Challenge: Reproduce the listing below exactly, minus its pictures.

---------------

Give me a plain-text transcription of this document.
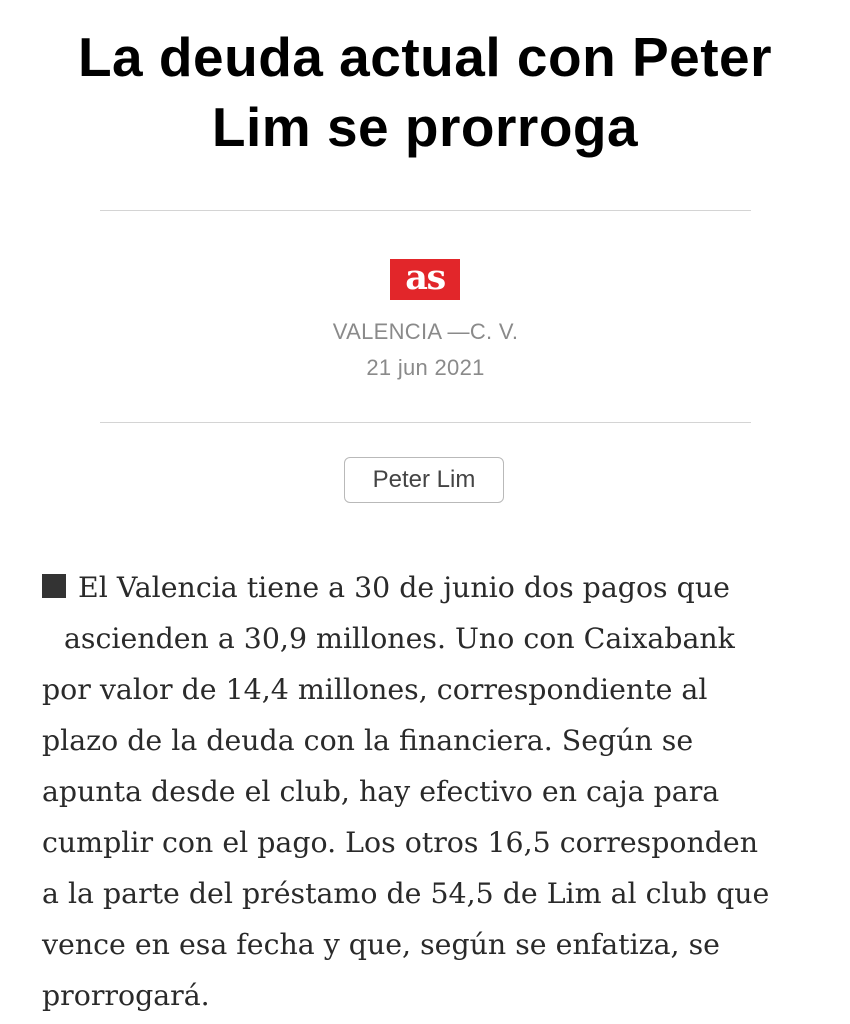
La deuda actual con Peter Lim se prorroga
as
VALENCIA —C. V.
21 jun 2021
Peter Lim
El Valencia tiene a 30 de junio dos pagos que
ascienden a 30,9 millones. Uno con Caixabank
por valor de 14,4 millones, correspondiente al
plazo de la deuda con la financiera. Según se
apunta desde el club, hay efectivo en caja para
cumplir con el pago. Los otros 16,5 corresponden
a la parte del préstamo de 54,5 de Lim al club que
vence en esa fecha y que, según se enfatiza, se
prorrogará.
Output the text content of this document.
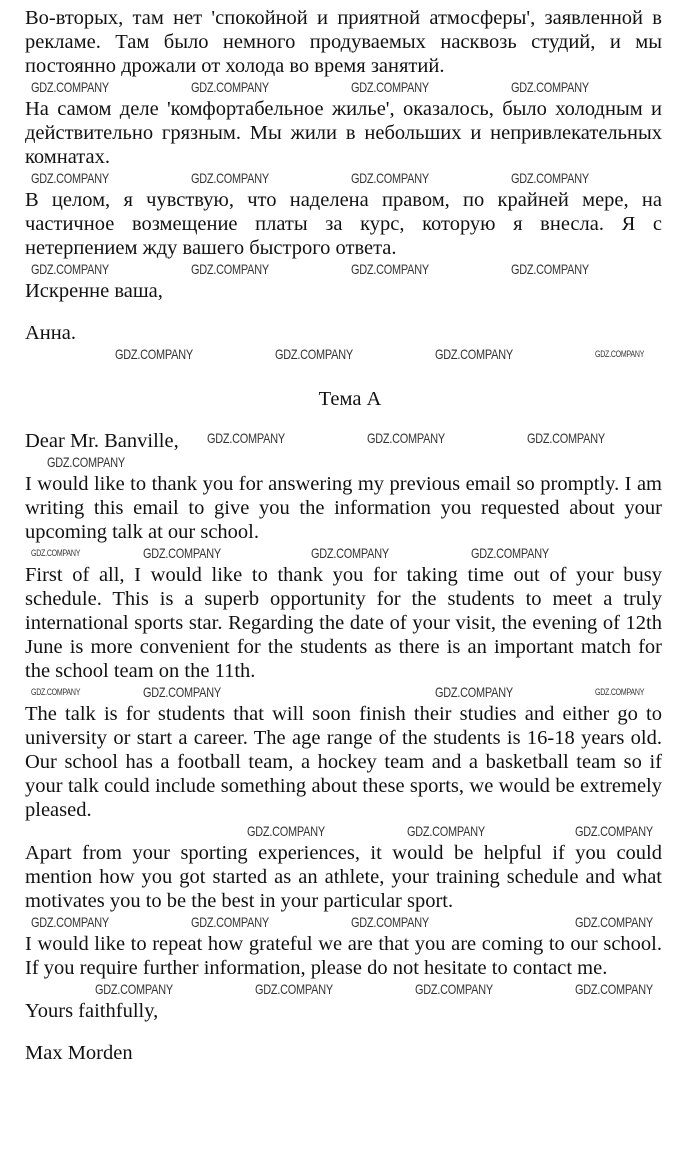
Во-вторых, там нет 'спокойной и приятной атмосферы', заявленной в рекламе. Там было немного продуваемых насквозь студий, и мы постоянно дрожали от холода во время занятий.

GDZ.COMPANY	GDZ.COMPANY	GDZ.COMPANY	GDZ.COMPANY

На самом деле 'комфортабельное жилье', оказалось, было холодным и действительно грязным. Мы жили в небольших и непривлекательных комнатах.

GDZ.COMPANY	GDZ.COMPANY	GDZ.COMPANY	GDZ.COMPANY

В целом, я чувствую, что наделена правом, по крайней мере, на частичное возмещение платы за курс, которую я внесла. Я с нетерпением жду вашего быстрого ответа.

GDZ.COMPANY	GDZ.COMPANY	GDZ.COMPANY	GDZ.COMPANY

Искренне ваша,

Анна.

GDZ.COMPANY	GDZ.COMPANY	GDZ.COMPANY	GDZ.COMPANY

Тема А

Dear Mr. Banville, GDZ.COMPANY	GDZ.COMPANY	GDZ.COMPANY
GDZ.COMPANY

I would like to thank you for answering my previous email so promptly. I am writing this email to give you the information you requested about your upcoming talk at our school.

GDZ.COMPANY	GDZ.COMPANY	GDZ.COMPANY	GDZ.COMPANY

First of all, I would like to thank you for taking time out of your busy schedule. This is a superb opportunity for the students to meet a truly international sports star. Regarding the date of your visit, the evening of 12th June is more convenient for the students as there is an important match for the school team on the 11th.

GDZ.COMPANY	GDZ.COMPANY	GDZ.COMPANY	GDZ.COMPANY

The talk is for students that will soon finish their studies and either go to university or start a career. The age range of the students is 16-18 years old. Our school has a football team, a hockey team and a basketball team so if your talk could include something about these sports, we would be extremely pleased.

GDZ.COMPANY	GDZ.COMPANY	GDZ.COMPANY

Apart from your sporting experiences, it would be helpful if you could mention how you got started as an athlete, your training schedule and what motivates you to be the best in your particular sport.

GDZ.COMPANY	GDZ.COMPANY	GDZ.COMPANY	GDZ.COMPANY

I would like to repeat how grateful we are that you are coming to our school. If you require further information, please do not hesitate to contact me.

GDZ.COMPANY	GDZ.COMPANY	GDZ.COMPANY	GDZ.COMPANY

Yours faithfully,

Max Morden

---------------

Answer in full:
Give me a plain-text transcription of this document.
La deuda actual con Peter Lim se prorroga
as
VALENCIA —C. V.
21 jun 2021
Peter Lim
El Valencia tiene a 30 de junio dos pagos que
ascienden a 30,9 millones. Uno con Caixabank
por valor de 14,4 millones, correspondiente al
plazo de la deuda con la financiera. Según se
apunta desde el club, hay efectivo en caja para
cumplir con el pago. Los otros 16,5 corresponden
a la parte del préstamo de 54,5 de Lim al club que
vence en esa fecha y que, según se enfatiza, se
prorrogará.
Output the text content of this document.
Во-вторых, там нет 'спокойной и приятной атмосферы', заявленной в рекламе. Там было немного продуваемых насквозь студий, и мы постоянно дрожали от холода во время занятий.

GDZ.COMPANY	GDZ.COMPANY	GDZ.COMPANY	GDZ.COMPANY

На самом деле 'комфортабельное жилье', оказалось, было холодным и действительно грязным. Мы жили в небольших и непривлекательных комнатах.

GDZ.COMPANY	GDZ.COMPANY	GDZ.COMPANY	GDZ.COMPANY

В целом, я чувствую, что наделена правом, по крайней мере, на частичное возмещение платы за курс, которую я внесла. Я с нетерпением жду вашего быстрого ответа.

GDZ.COMPANY	GDZ.COMPANY	GDZ.COMPANY	GDZ.COMPANY

Искренне ваша,

Анна.

GDZ.COMPANY	GDZ.COMPANY	GDZ.COMPANY	GDZ.COMPANY

Тема А

Dear Mr. Banville, GDZ.COMPANY	GDZ.COMPANY	GDZ.COMPANY
GDZ.COMPANY

I would like to thank you for answering my previous email so promptly. I am writing this email to give you the information you requested about your upcoming talk at our school.

GDZ.COMPANY	GDZ.COMPANY	GDZ.COMPANY	GDZ.COMPANY

First of all, I would like to thank you for taking time out of your busy schedule. This is a superb opportunity for the students to meet a truly international sports star. Regarding the date of your visit, the evening of 12th June is more convenient for the students as there is an important match for the school team on the 11th.

GDZ.COMPANY	GDZ.COMPANY	GDZ.COMPANY	GDZ.COMPANY

The talk is for students that will soon finish their studies and either go to university or start a career. The age range of the students is 16-18 years old. Our school has a football team, a hockey team and a basketball team so if your talk could include something about these sports, we would be extremely pleased.

GDZ.COMPANY	GDZ.COMPANY	GDZ.COMPANY

Apart from your sporting experiences, it would be helpful if you could mention how you got started as an athlete, your training schedule and what motivates you to be the best in your particular sport.

GDZ.COMPANY	GDZ.COMPANY	GDZ.COMPANY	GDZ.COMPANY

I would like to repeat how grateful we are that you are coming to our school. If you require further information, please do not hesitate to contact me.

GDZ.COMPANY	GDZ.COMPANY	GDZ.COMPANY	GDZ.COMPANY

Yours faithfully,

Max Morden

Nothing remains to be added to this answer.